Set down every record once more, exactly as given.

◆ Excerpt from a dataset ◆
····················

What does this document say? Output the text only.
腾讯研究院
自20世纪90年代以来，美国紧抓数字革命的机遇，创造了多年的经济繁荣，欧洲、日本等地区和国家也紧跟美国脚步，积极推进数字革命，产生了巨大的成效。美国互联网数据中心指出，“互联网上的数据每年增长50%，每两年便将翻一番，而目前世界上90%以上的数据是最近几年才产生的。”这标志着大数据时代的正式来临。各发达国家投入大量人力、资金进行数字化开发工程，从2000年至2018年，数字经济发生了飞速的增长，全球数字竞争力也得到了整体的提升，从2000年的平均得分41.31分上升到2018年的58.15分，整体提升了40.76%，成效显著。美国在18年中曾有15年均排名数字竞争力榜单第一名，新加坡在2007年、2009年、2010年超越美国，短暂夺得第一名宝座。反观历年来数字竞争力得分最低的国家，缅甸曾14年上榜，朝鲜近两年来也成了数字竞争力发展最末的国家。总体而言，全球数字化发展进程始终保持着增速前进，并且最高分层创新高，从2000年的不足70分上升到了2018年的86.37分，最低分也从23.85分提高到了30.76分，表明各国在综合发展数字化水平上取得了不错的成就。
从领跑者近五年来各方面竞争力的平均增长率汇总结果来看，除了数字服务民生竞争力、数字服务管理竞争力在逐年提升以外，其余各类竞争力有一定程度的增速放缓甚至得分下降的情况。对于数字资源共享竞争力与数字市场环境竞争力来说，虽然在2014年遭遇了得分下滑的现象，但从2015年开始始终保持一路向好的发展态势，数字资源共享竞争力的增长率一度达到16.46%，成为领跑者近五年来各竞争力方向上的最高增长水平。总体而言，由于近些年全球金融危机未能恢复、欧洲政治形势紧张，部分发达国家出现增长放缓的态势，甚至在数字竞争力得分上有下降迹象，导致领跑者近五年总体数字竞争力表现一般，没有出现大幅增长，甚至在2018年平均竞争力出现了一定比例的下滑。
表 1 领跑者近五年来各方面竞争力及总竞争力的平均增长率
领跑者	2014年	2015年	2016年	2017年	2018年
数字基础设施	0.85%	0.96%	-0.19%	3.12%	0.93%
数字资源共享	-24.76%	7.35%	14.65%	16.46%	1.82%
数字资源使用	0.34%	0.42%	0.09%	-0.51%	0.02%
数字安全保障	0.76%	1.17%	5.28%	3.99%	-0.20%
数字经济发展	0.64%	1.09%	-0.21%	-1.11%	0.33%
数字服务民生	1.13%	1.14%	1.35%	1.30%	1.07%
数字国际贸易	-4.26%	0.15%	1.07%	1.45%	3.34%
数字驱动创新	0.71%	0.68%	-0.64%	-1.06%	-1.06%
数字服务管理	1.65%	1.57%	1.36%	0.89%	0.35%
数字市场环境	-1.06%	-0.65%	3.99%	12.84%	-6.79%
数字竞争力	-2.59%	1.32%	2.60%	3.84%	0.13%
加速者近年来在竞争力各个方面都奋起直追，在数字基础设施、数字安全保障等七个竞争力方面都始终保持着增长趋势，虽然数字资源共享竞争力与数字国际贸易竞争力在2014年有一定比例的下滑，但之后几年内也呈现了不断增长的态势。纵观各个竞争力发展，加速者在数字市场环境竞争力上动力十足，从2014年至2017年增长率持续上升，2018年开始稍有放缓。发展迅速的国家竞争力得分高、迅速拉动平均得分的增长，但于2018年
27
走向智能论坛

····················

◆ ANSWER TO THE PROBLEM ◆
What does this document say? Output the text only.
腾讯研究院
自20世纪90年代以来，美国紧抓数字革命的机遇，创造了多年的经济繁荣，欧洲、日本等地区和国家也紧跟美国脚步，积极推进数字革命，产生了巨大的成效。美国互联网数据中心指出，“互联网上的数据每年增长50%，每两年便将翻一番，而目前世界上90%以上的数据是最近几年才产生的。”这标志着大数据时代的正式来临。各发达国家投入大量人力、资金进行数字化开发工程，从2000年至2018年，数字经济发生了飞速的增长，全球数字竞争力也得到了整体的提升，从2000年的平均得分41.31分上升到2018年的58.15分，整体提升了40.76%，成效显著。美国在18年中曾有15年均排名数字竞争力榜单第一名，新加坡在2007年、2009年、2010年超越美国，短暂夺得第一名宝座。反观历年来数字竞争力得分最低的国家，缅甸曾14年上榜，朝鲜近两年来也成了数字竞争力发展最末的国家。总体而言，全球数字化发展进程始终保持着增速前进，并且最高分层创新高，从2000年的不足70分上升到了2018年的86.37分，最低分也从23.85分提高到了30.76分，表明各国在综合发展数字化水平上取得了不错的成就。
从领跑者近五年来各方面竞争力的平均增长率汇总结果来看，除了数字服务民生竞争力、数字服务管理竞争力在逐年提升以外，其余各类竞争力有一定程度的增速放缓甚至得分下降的情况。对于数字资源共享竞争力与数字市场环境竞争力来说，虽然在2014年遭遇了得分下滑的现象，但从2015年开始始终保持一路向好的发展态势，数字资源共享竞争力的增长率一度达到16.46%，成为领跑者近五年来各竞争力方向上的最高增长水平。总体而言，由于近些年全球金融危机未能恢复、欧洲政治形势紧张，部分发达国家出现增长放缓的态势，甚至在数字竞争力得分上有下降迹象，导致领跑者近五年总体数字竞争力表现一般，没有出现大幅增长，甚至在2018年平均竞争力出现了一定比例的下滑。
表 1 领跑者近五年来各方面竞争力及总竞争力的平均增长率
领跑者	2014年	2015年	2016年	2017年	2018年
数字基础设施	0.85%	0.96%	-0.19%	3.12%	0.93%
数字资源共享	-24.76%	7.35%	14.65%	16.46%	1.82%
数字资源使用	0.34%	0.42%	0.09%	-0.51%	0.02%
数字安全保障	0.76%	1.17%	5.28%	3.99%	-0.20%
数字经济发展	0.64%	1.09%	-0.21%	-1.11%	0.33%
数字服务民生	1.13%	1.14%	1.35%	1.30%	1.07%
数字国际贸易	-4.26%	0.15%	1.07%	1.45%	3.34%
数字驱动创新	0.71%	0.68%	-0.64%	-1.06%	-1.06%
数字服务管理	1.65%	1.57%	1.36%	0.89%	0.35%
数字市场环境	-1.06%	-0.65%	3.99%	12.84%	-6.79%
数字竞争力	-2.59%	1.32%	2.60%	3.84%	0.13%
加速者近年来在竞争力各个方面都奋起直追，在数字基础设施、数字安全保障等七个竞争力方面都始终保持着增长趋势，虽然数字资源共享竞争力与数字国际贸易竞争力在2014年有一定比例的下滑，但之后几年内也呈现了不断增长的态势。纵观各个竞争力发展，加速者在数字市场环境竞争力上动力十足，从2014年至2017年增长率持续上升，2018年开始稍有放缓。发展迅速的国家竞争力得分高、迅速拉动平均得分的增长，但于2018年
27
走向智能论坛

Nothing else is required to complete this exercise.